# [Data]
--- start ---

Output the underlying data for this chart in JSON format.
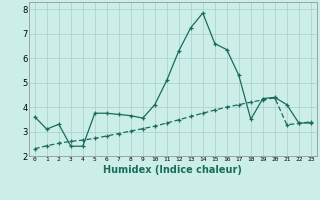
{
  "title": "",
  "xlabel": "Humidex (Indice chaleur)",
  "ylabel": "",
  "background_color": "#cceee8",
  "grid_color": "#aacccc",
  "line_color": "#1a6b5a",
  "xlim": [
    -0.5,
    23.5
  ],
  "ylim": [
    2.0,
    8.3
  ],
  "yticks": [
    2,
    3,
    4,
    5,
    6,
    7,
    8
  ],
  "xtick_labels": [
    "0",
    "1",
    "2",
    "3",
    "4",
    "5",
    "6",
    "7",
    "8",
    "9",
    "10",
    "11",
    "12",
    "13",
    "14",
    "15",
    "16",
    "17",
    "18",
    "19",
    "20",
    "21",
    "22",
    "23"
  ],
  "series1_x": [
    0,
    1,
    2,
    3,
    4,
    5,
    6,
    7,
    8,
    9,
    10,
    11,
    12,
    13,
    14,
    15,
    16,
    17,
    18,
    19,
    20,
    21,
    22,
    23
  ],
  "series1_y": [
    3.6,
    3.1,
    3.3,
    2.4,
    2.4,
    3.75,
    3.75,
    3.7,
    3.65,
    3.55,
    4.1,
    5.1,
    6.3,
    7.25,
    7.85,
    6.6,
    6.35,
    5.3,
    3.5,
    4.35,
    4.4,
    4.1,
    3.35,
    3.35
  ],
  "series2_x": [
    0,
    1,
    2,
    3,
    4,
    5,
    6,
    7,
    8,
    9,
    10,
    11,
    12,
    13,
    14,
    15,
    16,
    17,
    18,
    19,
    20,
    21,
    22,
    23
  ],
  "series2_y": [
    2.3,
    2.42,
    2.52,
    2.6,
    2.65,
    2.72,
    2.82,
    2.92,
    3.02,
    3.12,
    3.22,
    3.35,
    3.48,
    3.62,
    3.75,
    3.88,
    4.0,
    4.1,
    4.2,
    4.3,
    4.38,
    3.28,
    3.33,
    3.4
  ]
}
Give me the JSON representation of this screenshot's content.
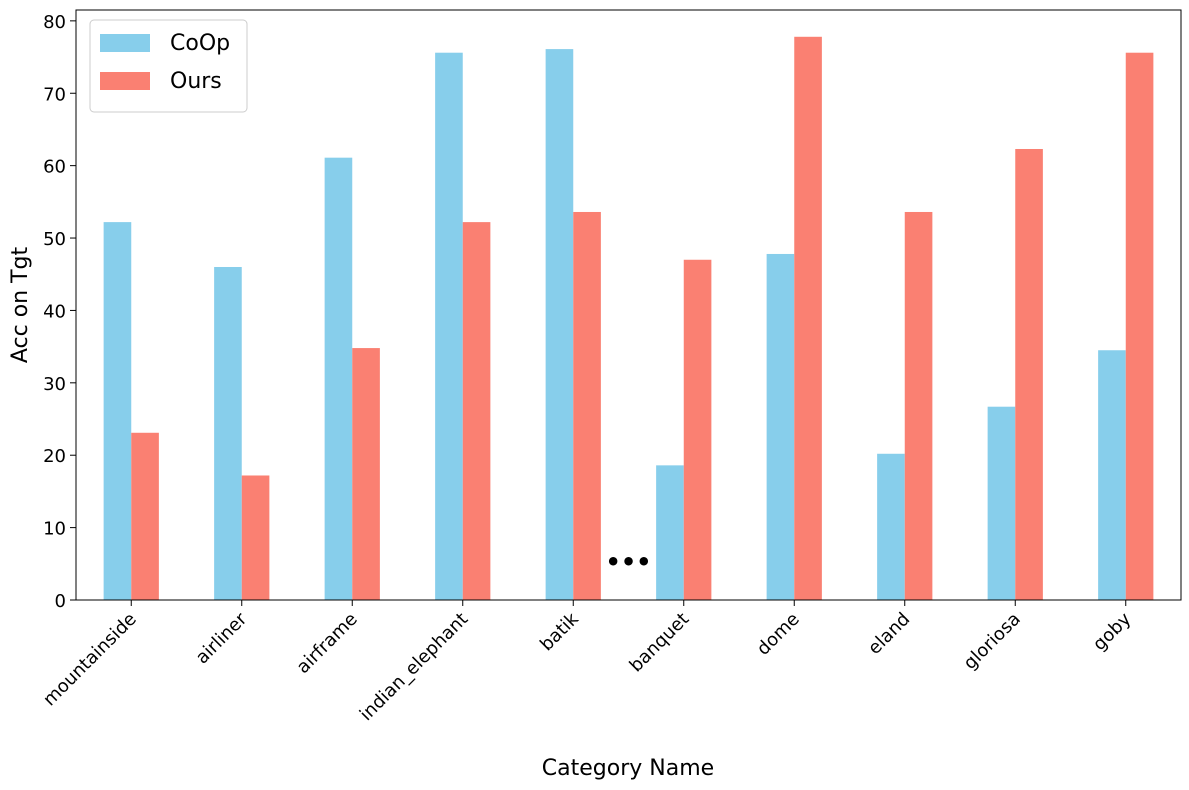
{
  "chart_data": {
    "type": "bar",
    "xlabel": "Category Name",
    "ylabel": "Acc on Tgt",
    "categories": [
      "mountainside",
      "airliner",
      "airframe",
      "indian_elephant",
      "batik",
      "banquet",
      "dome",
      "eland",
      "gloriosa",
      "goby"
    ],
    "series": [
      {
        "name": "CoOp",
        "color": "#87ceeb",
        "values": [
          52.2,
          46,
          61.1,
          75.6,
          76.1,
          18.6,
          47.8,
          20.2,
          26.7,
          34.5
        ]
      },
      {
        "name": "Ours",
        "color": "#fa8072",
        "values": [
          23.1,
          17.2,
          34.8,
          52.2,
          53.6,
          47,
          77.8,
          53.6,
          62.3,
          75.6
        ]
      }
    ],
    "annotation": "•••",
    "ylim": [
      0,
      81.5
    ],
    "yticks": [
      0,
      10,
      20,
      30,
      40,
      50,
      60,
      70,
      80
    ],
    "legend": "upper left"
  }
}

--- end ---

# [Written instruction]
Copy everything in the records above except the pictures, exactly as written.

# [Exercise answer]
Output the underlying data for this chart in JSON format.
{
  "title": "",
  "xlabel": "Humidex (Indice chaleur)",
  "ylabel": "",
  "background_color": "#cceee8",
  "grid_color": "#aacccc",
  "line_color": "#1a6b5a",
  "xlim": [
    -0.5,
    23.5
  ],
  "ylim": [
    2.0,
    8.3
  ],
  "yticks": [
    2,
    3,
    4,
    5,
    6,
    7,
    8
  ],
  "xtick_labels": [
    "0",
    "1",
    "2",
    "3",
    "4",
    "5",
    "6",
    "7",
    "8",
    "9",
    "10",
    "11",
    "12",
    "13",
    "14",
    "15",
    "16",
    "17",
    "18",
    "19",
    "20",
    "21",
    "22",
    "23"
  ],
  "series1_x": [
    0,
    1,
    2,
    3,
    4,
    5,
    6,
    7,
    8,
    9,
    10,
    11,
    12,
    13,
    14,
    15,
    16,
    17,
    18,
    19,
    20,
    21,
    22,
    23
  ],
  "series1_y": [
    3.6,
    3.1,
    3.3,
    2.4,
    2.4,
    3.75,
    3.75,
    3.7,
    3.65,
    3.55,
    4.1,
    5.1,
    6.3,
    7.25,
    7.85,
    6.6,
    6.35,
    5.3,
    3.5,
    4.35,
    4.4,
    4.1,
    3.35,
    3.35
  ],
  "series2_x": [
    0,
    1,
    2,
    3,
    4,
    5,
    6,
    7,
    8,
    9,
    10,
    11,
    12,
    13,
    14,
    15,
    16,
    17,
    18,
    19,
    20,
    21,
    22,
    23
  ],
  "series2_y": [
    2.3,
    2.42,
    2.52,
    2.6,
    2.65,
    2.72,
    2.82,
    2.92,
    3.02,
    3.12,
    3.22,
    3.35,
    3.48,
    3.62,
    3.75,
    3.88,
    4.0,
    4.1,
    4.2,
    4.3,
    4.38,
    3.28,
    3.33,
    3.4
  ]
}
Give me the JSON representation of this screenshot's content.
{
  "chart_data": {
    "type": "bar",
    "xlabel": "Category Name",
    "ylabel": "Acc on Tgt",
    "categories": [
      "mountainside",
      "airliner",
      "airframe",
      "indian_elephant",
      "batik",
      "banquet",
      "dome",
      "eland",
      "gloriosa",
      "goby"
    ],
    "series": [
      {
        "name": "CoOp",
        "color": "#87ceeb",
        "values": [
          52.2,
          46,
          61.1,
          75.6,
          76.1,
          18.6,
          47.8,
          20.2,
          26.7,
          34.5
        ]
      },
      {
        "name": "Ours",
        "color": "#fa8072",
        "values": [
          23.1,
          17.2,
          34.8,
          52.2,
          53.6,
          47,
          77.8,
          53.6,
          62.3,
          75.6
        ]
      }
    ],
    "annotation": "•••",
    "ylim": [
      0,
      81.5
    ],
    "yticks": [
      0,
      10,
      20,
      30,
      40,
      50,
      60,
      70,
      80
    ],
    "legend": "upper left"
  }
}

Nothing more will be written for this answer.